Stored data:
○ ○ ○ ○ ○

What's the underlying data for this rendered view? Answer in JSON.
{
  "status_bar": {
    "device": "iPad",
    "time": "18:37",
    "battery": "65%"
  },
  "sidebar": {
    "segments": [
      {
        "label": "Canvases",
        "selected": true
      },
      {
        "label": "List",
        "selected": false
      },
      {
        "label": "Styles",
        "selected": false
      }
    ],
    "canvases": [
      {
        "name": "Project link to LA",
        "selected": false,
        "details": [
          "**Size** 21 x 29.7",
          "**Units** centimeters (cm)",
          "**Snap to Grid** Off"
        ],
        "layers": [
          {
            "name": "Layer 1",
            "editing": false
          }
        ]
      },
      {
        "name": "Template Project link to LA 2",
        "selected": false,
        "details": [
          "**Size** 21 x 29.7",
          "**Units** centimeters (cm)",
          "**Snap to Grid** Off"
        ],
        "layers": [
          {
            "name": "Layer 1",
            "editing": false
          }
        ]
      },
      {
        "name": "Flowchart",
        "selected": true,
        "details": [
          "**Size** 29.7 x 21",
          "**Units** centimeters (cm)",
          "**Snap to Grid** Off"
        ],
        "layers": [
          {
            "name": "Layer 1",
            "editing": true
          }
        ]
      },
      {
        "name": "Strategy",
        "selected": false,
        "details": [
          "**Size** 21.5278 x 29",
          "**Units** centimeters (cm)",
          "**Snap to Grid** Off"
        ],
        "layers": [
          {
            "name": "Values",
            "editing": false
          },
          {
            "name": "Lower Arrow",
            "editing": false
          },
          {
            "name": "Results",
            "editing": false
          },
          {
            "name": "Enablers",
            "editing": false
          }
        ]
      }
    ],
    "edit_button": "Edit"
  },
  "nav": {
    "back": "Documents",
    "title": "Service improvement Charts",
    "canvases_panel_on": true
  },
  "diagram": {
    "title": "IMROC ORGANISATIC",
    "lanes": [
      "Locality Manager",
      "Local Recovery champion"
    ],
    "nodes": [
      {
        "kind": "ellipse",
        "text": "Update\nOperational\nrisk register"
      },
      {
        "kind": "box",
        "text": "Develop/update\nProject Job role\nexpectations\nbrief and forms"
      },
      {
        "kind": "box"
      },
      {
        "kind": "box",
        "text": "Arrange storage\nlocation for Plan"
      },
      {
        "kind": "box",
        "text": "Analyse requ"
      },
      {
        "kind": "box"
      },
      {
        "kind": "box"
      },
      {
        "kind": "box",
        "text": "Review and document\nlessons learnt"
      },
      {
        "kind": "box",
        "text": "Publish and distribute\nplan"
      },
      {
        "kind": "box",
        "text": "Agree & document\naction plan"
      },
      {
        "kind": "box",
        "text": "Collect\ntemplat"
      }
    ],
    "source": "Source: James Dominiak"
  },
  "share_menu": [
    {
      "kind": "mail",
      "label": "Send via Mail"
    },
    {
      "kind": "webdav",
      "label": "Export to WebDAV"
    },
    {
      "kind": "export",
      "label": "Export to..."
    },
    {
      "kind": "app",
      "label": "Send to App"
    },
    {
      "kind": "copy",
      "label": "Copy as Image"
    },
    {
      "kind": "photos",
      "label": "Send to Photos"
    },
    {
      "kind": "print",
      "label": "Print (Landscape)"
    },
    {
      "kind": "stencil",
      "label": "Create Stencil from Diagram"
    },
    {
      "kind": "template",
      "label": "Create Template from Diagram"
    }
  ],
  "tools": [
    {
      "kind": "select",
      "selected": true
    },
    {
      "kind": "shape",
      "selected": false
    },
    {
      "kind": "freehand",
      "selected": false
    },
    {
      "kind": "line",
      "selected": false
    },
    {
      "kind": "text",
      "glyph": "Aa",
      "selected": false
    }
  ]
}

○ ○ ○ ○ ○

#### Task prompt
Find the string "Size" in the listing and return every line that holds it.

#### Reply
          "**Size** 21 x 29.7",
          "**Size** 21 x 29.7",
          "**Size** 29.7 x 21",
          "**Size** 21.5278 x 29",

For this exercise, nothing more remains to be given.